▸ Aim
Write out exactly the lines running from the line that includes "Output the underlying" to the end of the data, both ends included, and nothing besides.
## Start Supplied material
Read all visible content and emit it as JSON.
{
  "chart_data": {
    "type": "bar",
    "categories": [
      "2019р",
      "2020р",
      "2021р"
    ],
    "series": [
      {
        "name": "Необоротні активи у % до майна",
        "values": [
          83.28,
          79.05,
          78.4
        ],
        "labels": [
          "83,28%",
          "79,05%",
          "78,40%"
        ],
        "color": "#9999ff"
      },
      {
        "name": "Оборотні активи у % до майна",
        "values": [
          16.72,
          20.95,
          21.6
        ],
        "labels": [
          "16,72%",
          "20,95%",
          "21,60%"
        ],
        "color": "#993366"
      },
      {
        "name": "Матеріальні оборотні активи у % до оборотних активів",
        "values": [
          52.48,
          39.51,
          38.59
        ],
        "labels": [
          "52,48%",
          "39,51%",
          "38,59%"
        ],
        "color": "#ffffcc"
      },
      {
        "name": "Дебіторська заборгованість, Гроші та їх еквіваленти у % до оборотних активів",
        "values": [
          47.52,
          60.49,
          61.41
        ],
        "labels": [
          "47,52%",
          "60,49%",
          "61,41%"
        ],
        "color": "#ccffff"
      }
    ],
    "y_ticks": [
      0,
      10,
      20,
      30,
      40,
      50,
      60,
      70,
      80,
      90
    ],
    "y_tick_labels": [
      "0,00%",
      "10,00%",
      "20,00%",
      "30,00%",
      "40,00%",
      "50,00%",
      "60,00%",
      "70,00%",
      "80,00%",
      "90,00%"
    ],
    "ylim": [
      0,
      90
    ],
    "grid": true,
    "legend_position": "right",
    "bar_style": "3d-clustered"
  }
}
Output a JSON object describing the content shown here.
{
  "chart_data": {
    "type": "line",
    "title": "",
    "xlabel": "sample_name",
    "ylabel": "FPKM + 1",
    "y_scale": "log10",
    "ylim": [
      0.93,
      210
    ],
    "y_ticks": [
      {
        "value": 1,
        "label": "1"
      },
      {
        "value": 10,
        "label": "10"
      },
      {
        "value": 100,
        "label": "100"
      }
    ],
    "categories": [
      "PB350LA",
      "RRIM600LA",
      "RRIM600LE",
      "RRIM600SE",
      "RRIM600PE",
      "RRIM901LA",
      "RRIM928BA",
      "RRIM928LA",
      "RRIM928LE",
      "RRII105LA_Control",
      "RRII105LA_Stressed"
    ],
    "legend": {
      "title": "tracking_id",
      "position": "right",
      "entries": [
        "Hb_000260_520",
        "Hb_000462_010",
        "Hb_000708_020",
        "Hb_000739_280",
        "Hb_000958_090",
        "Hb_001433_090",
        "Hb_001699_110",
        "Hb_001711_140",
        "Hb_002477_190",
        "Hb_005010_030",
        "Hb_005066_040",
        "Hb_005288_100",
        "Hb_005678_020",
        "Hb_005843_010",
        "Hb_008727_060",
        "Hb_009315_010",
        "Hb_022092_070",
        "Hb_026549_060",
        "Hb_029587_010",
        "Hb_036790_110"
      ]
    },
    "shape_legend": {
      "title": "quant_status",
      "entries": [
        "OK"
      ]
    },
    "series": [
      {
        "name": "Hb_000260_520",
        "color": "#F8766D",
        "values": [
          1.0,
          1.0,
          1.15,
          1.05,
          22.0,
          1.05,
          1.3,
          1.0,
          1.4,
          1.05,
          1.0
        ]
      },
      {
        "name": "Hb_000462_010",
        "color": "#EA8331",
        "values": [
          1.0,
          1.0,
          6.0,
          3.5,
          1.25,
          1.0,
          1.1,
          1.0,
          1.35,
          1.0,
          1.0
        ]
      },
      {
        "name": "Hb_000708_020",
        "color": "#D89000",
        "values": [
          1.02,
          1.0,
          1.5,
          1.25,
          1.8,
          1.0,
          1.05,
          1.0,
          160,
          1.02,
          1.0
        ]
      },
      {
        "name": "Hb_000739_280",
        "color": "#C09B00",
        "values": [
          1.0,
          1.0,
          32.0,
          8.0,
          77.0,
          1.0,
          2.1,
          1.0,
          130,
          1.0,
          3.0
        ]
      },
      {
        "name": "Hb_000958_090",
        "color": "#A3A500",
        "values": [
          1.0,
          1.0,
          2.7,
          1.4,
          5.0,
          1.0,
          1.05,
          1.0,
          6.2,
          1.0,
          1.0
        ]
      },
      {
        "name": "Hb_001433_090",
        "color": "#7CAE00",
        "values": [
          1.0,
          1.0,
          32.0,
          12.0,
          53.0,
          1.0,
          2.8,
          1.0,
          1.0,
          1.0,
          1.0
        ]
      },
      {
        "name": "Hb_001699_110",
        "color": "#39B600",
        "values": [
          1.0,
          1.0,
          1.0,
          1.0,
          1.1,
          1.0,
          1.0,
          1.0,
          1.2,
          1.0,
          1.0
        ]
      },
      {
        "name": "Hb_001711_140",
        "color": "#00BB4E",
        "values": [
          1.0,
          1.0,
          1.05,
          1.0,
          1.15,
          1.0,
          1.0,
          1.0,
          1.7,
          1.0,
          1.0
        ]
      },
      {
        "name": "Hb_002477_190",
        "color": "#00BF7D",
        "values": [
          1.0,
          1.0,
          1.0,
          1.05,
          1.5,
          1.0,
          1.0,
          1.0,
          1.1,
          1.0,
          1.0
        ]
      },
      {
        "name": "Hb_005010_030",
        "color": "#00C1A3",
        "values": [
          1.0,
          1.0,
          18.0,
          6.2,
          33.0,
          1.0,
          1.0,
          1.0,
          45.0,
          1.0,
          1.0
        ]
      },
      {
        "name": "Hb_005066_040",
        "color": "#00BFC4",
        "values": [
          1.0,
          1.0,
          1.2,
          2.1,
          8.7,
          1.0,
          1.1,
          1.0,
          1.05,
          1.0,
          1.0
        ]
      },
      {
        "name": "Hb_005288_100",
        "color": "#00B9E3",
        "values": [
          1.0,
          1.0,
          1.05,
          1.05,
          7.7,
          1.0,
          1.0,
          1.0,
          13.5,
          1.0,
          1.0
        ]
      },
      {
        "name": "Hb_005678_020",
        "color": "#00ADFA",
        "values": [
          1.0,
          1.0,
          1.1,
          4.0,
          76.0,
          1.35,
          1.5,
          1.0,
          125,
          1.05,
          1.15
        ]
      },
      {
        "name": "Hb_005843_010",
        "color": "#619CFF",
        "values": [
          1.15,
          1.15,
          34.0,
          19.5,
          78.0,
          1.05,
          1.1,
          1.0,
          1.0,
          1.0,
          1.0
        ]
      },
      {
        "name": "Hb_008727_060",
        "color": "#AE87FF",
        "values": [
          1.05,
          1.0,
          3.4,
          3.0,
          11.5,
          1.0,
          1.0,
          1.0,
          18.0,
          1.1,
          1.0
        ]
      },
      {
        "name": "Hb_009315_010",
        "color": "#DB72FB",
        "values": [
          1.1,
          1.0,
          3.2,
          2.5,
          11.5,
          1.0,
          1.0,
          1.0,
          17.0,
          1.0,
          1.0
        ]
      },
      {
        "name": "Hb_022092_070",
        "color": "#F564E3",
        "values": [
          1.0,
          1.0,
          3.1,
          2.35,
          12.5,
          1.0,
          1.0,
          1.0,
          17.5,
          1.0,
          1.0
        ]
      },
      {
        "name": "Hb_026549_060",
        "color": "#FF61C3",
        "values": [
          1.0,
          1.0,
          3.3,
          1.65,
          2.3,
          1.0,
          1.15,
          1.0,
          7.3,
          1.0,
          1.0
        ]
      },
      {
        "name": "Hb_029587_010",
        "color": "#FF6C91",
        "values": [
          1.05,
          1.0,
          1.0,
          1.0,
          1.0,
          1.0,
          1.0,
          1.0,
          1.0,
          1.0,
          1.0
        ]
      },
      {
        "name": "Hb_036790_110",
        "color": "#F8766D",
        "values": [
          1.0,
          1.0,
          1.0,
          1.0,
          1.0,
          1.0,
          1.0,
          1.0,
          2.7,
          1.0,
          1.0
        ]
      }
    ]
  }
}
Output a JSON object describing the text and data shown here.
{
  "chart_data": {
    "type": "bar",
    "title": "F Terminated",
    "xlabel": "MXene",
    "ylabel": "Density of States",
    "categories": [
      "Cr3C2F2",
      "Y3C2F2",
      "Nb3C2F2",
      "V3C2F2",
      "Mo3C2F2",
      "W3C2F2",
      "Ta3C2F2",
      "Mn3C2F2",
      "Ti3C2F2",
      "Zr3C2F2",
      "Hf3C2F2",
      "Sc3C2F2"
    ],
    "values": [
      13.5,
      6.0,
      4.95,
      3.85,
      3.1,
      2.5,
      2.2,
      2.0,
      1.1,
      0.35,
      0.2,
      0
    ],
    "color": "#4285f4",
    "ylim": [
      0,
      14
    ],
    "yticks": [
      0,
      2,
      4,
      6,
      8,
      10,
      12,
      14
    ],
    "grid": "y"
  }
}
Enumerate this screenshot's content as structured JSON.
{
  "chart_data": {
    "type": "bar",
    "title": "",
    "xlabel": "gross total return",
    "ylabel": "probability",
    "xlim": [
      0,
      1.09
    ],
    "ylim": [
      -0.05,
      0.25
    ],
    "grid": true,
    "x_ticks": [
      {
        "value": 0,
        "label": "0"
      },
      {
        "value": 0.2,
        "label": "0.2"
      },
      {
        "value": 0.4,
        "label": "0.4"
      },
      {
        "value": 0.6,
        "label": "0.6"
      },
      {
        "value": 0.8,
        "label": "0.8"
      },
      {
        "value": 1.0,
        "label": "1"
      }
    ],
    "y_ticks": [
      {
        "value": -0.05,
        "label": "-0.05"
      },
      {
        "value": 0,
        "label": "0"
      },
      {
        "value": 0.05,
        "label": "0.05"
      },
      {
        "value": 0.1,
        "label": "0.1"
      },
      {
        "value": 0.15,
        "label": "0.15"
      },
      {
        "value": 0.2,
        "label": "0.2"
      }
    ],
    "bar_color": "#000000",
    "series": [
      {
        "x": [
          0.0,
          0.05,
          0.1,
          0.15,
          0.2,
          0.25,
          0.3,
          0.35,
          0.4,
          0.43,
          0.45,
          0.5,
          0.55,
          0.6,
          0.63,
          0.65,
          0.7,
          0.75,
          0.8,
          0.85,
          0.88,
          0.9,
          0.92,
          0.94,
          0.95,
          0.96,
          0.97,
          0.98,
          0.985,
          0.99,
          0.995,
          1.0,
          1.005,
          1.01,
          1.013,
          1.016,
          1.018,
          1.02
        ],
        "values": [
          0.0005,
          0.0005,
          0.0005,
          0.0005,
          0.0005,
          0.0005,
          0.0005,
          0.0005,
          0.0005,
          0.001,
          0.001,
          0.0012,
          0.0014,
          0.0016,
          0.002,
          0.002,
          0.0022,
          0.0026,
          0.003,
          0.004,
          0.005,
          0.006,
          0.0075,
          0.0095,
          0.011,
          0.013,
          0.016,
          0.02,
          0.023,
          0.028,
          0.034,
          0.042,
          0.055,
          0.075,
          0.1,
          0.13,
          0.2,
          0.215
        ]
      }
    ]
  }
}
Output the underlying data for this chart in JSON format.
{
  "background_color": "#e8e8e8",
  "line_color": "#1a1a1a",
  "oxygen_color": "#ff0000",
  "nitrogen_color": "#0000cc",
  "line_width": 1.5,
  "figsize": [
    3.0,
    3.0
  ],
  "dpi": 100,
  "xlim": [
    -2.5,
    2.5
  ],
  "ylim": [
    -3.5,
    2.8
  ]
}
## End Supplied material
▸ The solution
Output the underlying data for this chart in JSON format.
{
  "background_color": "#e8e8e8",
  "line_color": "#1a1a1a",
  "oxygen_color": "#ff0000",
  "nitrogen_color": "#0000cc",
  "line_width": 1.5,
  "figsize": [
    3.0,
    3.0
  ],
  "dpi": 100,
  "xlim": [
    -2.5,
    2.5
  ],
  "ylim": [
    -3.5,
    2.8
  ]
}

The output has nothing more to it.